**What this task involves:** Locate the lines where "Compress" occurs and copy them as they stand.

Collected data
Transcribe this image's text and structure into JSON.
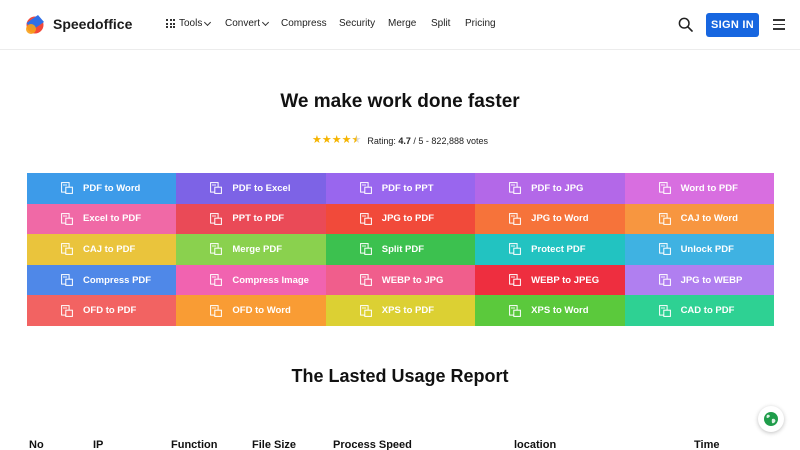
{
  "header": {
    "brand": "Speedoffice",
    "nav": [
      {
        "label": "Tools",
        "has_dropdown": true,
        "icon": "grid-icon"
      },
      {
        "label": "Convert",
        "has_dropdown": true
      },
      {
        "label": "Compress"
      },
      {
        "label": "Security"
      },
      {
        "label": "Merge"
      },
      {
        "label": "Split"
      },
      {
        "label": "Pricing"
      }
    ],
    "signin_label": "SIGN IN"
  },
  "hero": {
    "title": "We make work done faster",
    "rating_prefix": "Rating: ",
    "rating_value": "4.7",
    "rating_suffix": " / 5 - 822,888 votes",
    "stars": 4.5
  },
  "tools": [
    {
      "label": "PDF to Word",
      "color": "#3d9be9"
    },
    {
      "label": "PDF to Excel",
      "color": "#7d63e6"
    },
    {
      "label": "PDF to PPT",
      "color": "#9966ee"
    },
    {
      "label": "PDF to JPG",
      "color": "#b368e8"
    },
    {
      "label": "Word to PDF",
      "color": "#d86ee0"
    },
    {
      "label": "Excel to PDF",
      "color": "#f069a6"
    },
    {
      "label": "PPT to PDF",
      "color": "#ea4a57"
    },
    {
      "label": "JPG to PDF",
      "color": "#f14a3a"
    },
    {
      "label": "JPG to Word",
      "color": "#f6733a"
    },
    {
      "label": "CAJ to Word",
      "color": "#f79640"
    },
    {
      "label": "CAJ to PDF",
      "color": "#eac43c"
    },
    {
      "label": "Merge PDF",
      "color": "#8ad14e"
    },
    {
      "label": "Split PDF",
      "color": "#3cc14f"
    },
    {
      "label": "Protect PDF",
      "color": "#22c3c1"
    },
    {
      "label": "Unlock PDF",
      "color": "#3fb2e2"
    },
    {
      "label": "Compress PDF",
      "color": "#4f88e8"
    },
    {
      "label": "Compress Image",
      "color": "#f163b0"
    },
    {
      "label": "WEBP to JPG",
      "color": "#f05e8c"
    },
    {
      "label": "WEBP to JPEG",
      "color": "#ee2e3f"
    },
    {
      "label": "JPG to WEBP",
      "color": "#b07ff0"
    },
    {
      "label": "OFD to PDF",
      "color": "#f26362"
    },
    {
      "label": "OFD to Word",
      "color": "#f99c34"
    },
    {
      "label": "XPS to PDF",
      "color": "#dcd033"
    },
    {
      "label": "XPS to Word",
      "color": "#5bc93c"
    },
    {
      "label": "CAD to PDF",
      "color": "#2ed193"
    }
  ],
  "report": {
    "title": "The Lasted Usage Report",
    "columns": [
      "No",
      "IP",
      "Function",
      "File Size",
      "Process Speed",
      "location",
      "Time"
    ]
  },
  "colors": {
    "accent": "#1766e0",
    "star": "#f5b400"
  }
}
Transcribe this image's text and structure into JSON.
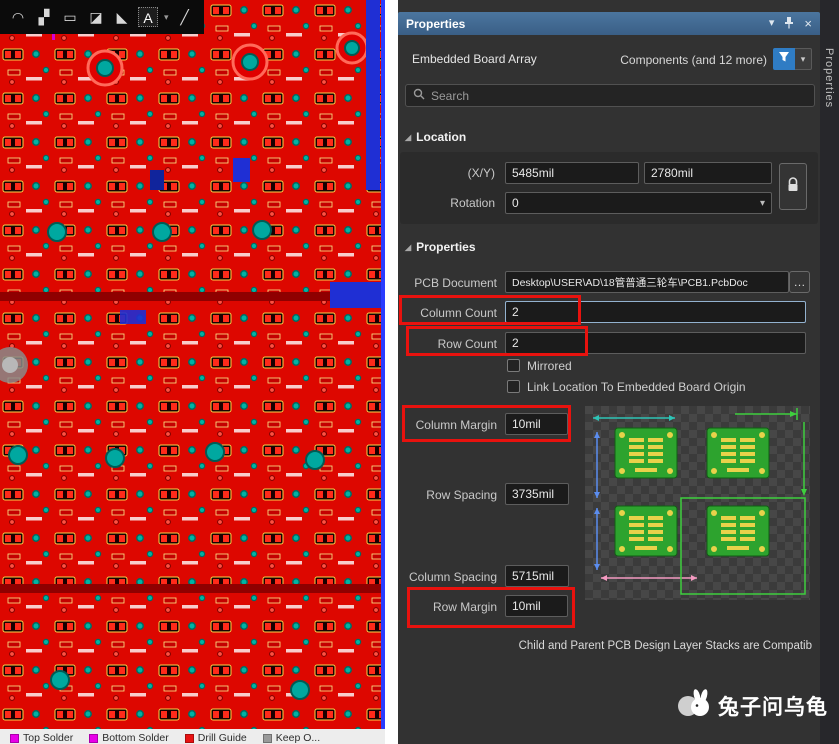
{
  "glyphs": {
    "chevron_down": "▾",
    "close": "×",
    "more": "…",
    "section_triangle": "◢",
    "caret": "▾"
  },
  "pcb_toolbar": {
    "icons": [
      {
        "name": "arc-tool-icon",
        "glyph": "◠"
      },
      {
        "name": "route-tool-icon",
        "glyph": "▞"
      },
      {
        "name": "fill-tool-icon",
        "glyph": "▭"
      },
      {
        "name": "polygon-pour-icon",
        "glyph": "◪"
      },
      {
        "name": "slice-tool-icon",
        "glyph": "◣"
      },
      {
        "name": "string-tool-icon",
        "glyph": "A"
      },
      {
        "name": "line-tool-icon",
        "glyph": "╱"
      }
    ]
  },
  "layer_tabs": [
    {
      "label": "Top Solder",
      "color": "#e800e8"
    },
    {
      "label": "Bottom Solder",
      "color": "#e800e8"
    },
    {
      "label": "Drill Guide",
      "color": "#e81212"
    },
    {
      "label": "Keep O...",
      "color": "#9a9a9a"
    }
  ],
  "panel": {
    "title": "Properties",
    "object_type": "Embedded Board Array",
    "scope_label": "Components (and 12 more)",
    "search": {
      "placeholder": "Search"
    },
    "location": {
      "section_title": "Location",
      "xy_label": "(X/Y)",
      "x": "5485mil",
      "y": "2780mil",
      "rotation_label": "Rotation",
      "rotation": "0"
    },
    "properties": {
      "section_title": "Properties",
      "pcb_document_label": "PCB Document",
      "pcb_document": "Desktop\\USER\\AD\\18管普通三轮车\\PCB1.PcbDoc",
      "column_count_label": "Column Count",
      "column_count": "2",
      "row_count_label": "Row Count",
      "row_count": "2",
      "mirrored_label": "Mirrored",
      "mirrored_checked": false,
      "link_label": "Link Location To Embedded Board Origin",
      "link_checked": false,
      "column_margin_label": "Column Margin",
      "column_margin": "10mil",
      "row_spacing_label": "Row Spacing",
      "row_spacing": "3735mil",
      "column_spacing_label": "Column Spacing",
      "column_spacing": "5715mil",
      "row_margin_label": "Row Margin",
      "row_margin": "10mil"
    },
    "footer_note": "Child and Parent PCB Design Layer Stacks are Compatib",
    "side_tab_vertical": "Properties"
  },
  "watermark": {
    "text": "兔子问乌龟"
  },
  "colors": {
    "header_blue": "#3f6a99",
    "annotation_red": "#e8120e",
    "board_green": "#2da32e",
    "pad_yellow": "#e8d24a",
    "copper_red": "#dd0700",
    "via_teal": "#00b3a4",
    "bottom_layer_blue": "#1f2fd4"
  }
}
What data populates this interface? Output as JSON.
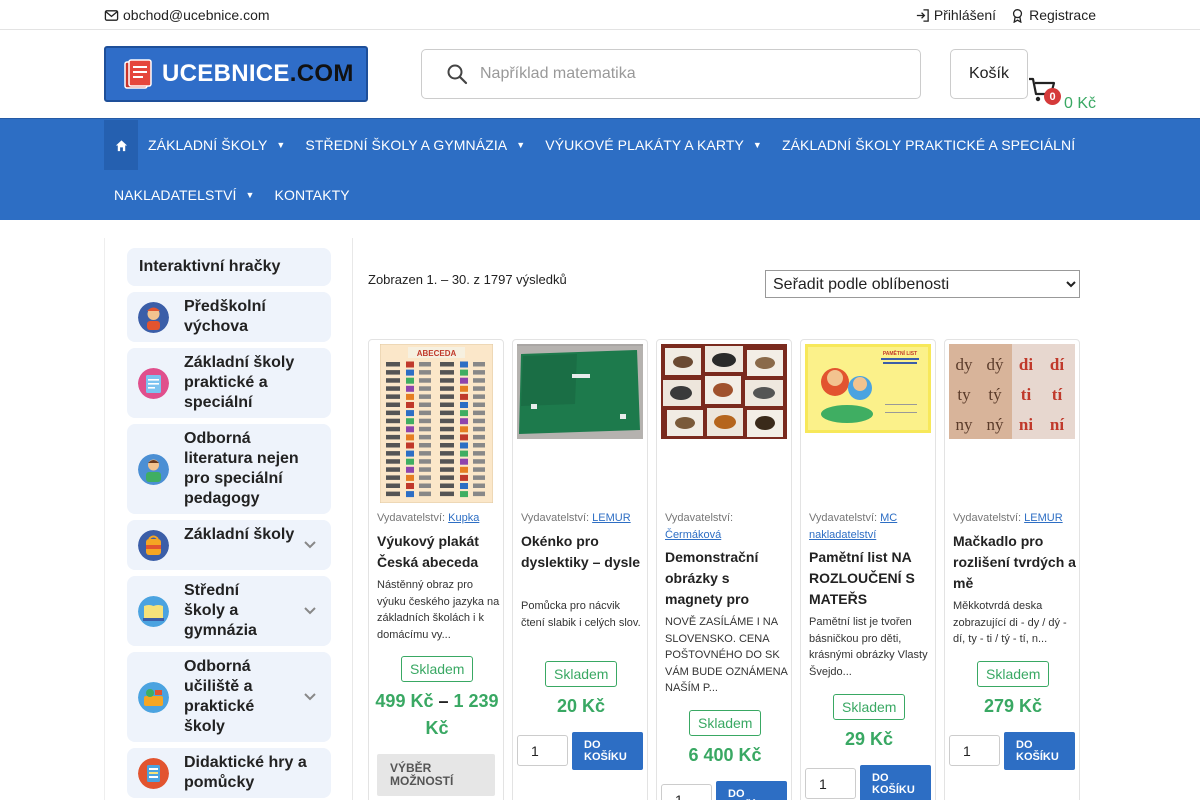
{
  "topbar": {
    "email": "obchod@ucebnice.com",
    "login_label": "Přihlášení",
    "register_label": "Registrace"
  },
  "header": {
    "logo_text_main": "UCEBNICE",
    "logo_text_domain": ".COM",
    "search_placeholder": "Například matematika",
    "search_value": "",
    "cart_label": "Košík",
    "cart_count": "0",
    "cart_total": "0 Kč"
  },
  "colors": {
    "brand_blue": "#2d6ec4",
    "price_green": "#39a863",
    "badge_red": "#d53a3a",
    "sidebar_bg": "#eef3fb"
  },
  "nav": {
    "home_icon": "home-icon",
    "row1": [
      {
        "label": "ZÁKLADNÍ ŠKOLY",
        "has_submenu": true
      },
      {
        "label": "STŘEDNÍ ŠKOLY A GYMNÁZIA",
        "has_submenu": true
      },
      {
        "label": "VÝUKOVÉ PLAKÁTY A KARTY",
        "has_submenu": true
      },
      {
        "label": "ZÁKLADNÍ ŠKOLY PRAKTICKÉ A SPECIÁLNÍ",
        "has_submenu": false
      }
    ],
    "row2": [
      {
        "label": "NAKLADATELSTVÍ",
        "has_submenu": true
      },
      {
        "label": "KONTAKTY",
        "has_submenu": false
      }
    ]
  },
  "sidebar": {
    "title": "Interaktivní hračky",
    "items": [
      {
        "label": "Předškolní výchova",
        "icon": "preschool-child-icon",
        "expandable": false
      },
      {
        "label": "Základní školy praktické a speciální",
        "icon": "notebook-icon",
        "expandable": false
      },
      {
        "label": "Odborná literatura nejen pro speciální pedagogy",
        "icon": "teacher-icon",
        "expandable": false
      },
      {
        "label": "Základní školy",
        "icon": "schoolbag-icon",
        "expandable": true
      },
      {
        "label": "Střední školy a gymnázia",
        "icon": "open-book-icon",
        "expandable": true
      },
      {
        "label": "Odborná učiliště a praktické školy",
        "icon": "tools-icon",
        "expandable": true
      },
      {
        "label": "Didaktické hry a pomůcky",
        "icon": "learning-cards-icon",
        "expandable": false
      }
    ]
  },
  "results": {
    "count_text": "Zobrazen 1. – 30. z 1797 výsledků",
    "sort_selected": "Seřadit podle oblíbenosti"
  },
  "products": [
    {
      "publisher_label": "Vydavatelství:",
      "publisher": "Kupka",
      "title": "Výukový plakát Česká abeceda",
      "description": "Nástěnný obraz pro výuku českého jazyka na základních školách i k domácímu vy...",
      "stock": "Skladem",
      "price": "499 Kč",
      "price_dash": "–",
      "price_max": "1 239 Kč",
      "button": "Výběr možností",
      "poster_heading": "ABECEDA",
      "image": "alphabet-poster"
    },
    {
      "publisher_label": "Vydavatelství:",
      "publisher": "LEMUR",
      "title": "Okénko pro dyslektiky – dysle",
      "description": "Pomůcka pro nácvik čtení slabik i celých slov.",
      "stock": "Skladem",
      "price": "20 Kč",
      "qty": "1",
      "button": "Do košíku",
      "image": "green-reading-window"
    },
    {
      "publisher_label": "Vydavatelství:",
      "publisher": "Čermáková",
      "title": "Demonstrační obrázky s magnety pro",
      "description": "NOVĚ ZASÍLÁME I NA SLOVENSKO. CENA POŠTOVNÉHO DO SK VÁM BUDE OZNÁMENA NAŠÍM P...",
      "stock": "Skladem",
      "price": "6 400 Kč",
      "qty": "1",
      "button": "Do košíku",
      "image": "animal-magnet-cards"
    },
    {
      "publisher_label": "Vydavatelství:",
      "publisher": "MC nakladatelství",
      "title": "Pamětní list NA ROZLOUČENÍ S MATEŘS",
      "description": "Pamětní list je tvořen básničkou pro děti, krásnými obrázky Vlasty Švejdo...",
      "stock": "Skladem",
      "price": "29 Kč",
      "qty": "1",
      "button": "Do košíku",
      "certificate_heading": "PAMĚTNÍ LIST",
      "image": "kindergarten-farewell-certificate"
    },
    {
      "publisher_label": "Vydavatelství:",
      "publisher": "LEMUR",
      "title": "Mačkadlo pro rozlišení tvrdých a mě",
      "description": "Měkkotvrdá deska zobrazující di - dy / dý - dí, ty - ti / tý - tí, n...",
      "stock": "Skladem",
      "price": "279 Kč",
      "qty": "1",
      "button": "Do košíku",
      "image": "syllable-board",
      "syllables": [
        "dy",
        "dý",
        "di",
        "dí",
        "ty",
        "tý",
        "ti",
        "tí",
        "ny",
        "ný",
        "ni",
        "ní"
      ]
    }
  ]
}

**The answer:**
        "label": "Compress"
      "label": "Compress PDF",
      "label": "Compress Image",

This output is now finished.